__Requirements__. Restate the full set of records exactly, word for word.

__Data excerpts__.
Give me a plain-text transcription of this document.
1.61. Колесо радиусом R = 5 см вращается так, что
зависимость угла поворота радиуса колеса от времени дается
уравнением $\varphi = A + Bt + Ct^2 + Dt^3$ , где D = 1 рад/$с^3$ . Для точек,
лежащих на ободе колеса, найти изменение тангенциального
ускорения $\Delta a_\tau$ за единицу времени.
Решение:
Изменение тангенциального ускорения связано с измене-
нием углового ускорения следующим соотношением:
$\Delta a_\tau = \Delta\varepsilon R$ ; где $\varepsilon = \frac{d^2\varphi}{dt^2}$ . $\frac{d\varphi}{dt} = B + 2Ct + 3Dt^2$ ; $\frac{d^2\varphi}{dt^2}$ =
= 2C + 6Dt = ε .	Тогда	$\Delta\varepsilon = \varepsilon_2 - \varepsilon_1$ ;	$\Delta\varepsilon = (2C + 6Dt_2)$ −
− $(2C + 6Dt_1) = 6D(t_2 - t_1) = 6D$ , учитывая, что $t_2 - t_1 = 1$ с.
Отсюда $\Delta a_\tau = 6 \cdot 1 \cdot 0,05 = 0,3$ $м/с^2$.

__Task solution__.
Give me a plain-text transcription of this document.
1.61. Колесо радиусом R = 5 см вращается так, что
зависимость угла поворота радиуса колеса от времени дается
уравнением $\varphi = A + Bt + Ct^2 + Dt^3$ , где D = 1 рад/$с^3$ . Для точек,
лежащих на ободе колеса, найти изменение тангенциального
ускорения $\Delta a_\tau$ за единицу времени.
Решение:
Изменение тангенциального ускорения связано с измене-
нием углового ускорения следующим соотношением:
$\Delta a_\tau = \Delta\varepsilon R$ ; где $\varepsilon = \frac{d^2\varphi}{dt^2}$ . $\frac{d\varphi}{dt} = B + 2Ct + 3Dt^2$ ; $\frac{d^2\varphi}{dt^2}$ =
= 2C + 6Dt = ε .	Тогда	$\Delta\varepsilon = \varepsilon_2 - \varepsilon_1$ ;	$\Delta\varepsilon = (2C + 6Dt_2)$ −
− $(2C + 6Dt_1) = 6D(t_2 - t_1) = 6D$ , учитывая, что $t_2 - t_1 = 1$ с.
Отсюда $\Delta a_\tau = 6 \cdot 1 \cdot 0,05 = 0,3$ $м/с^2$.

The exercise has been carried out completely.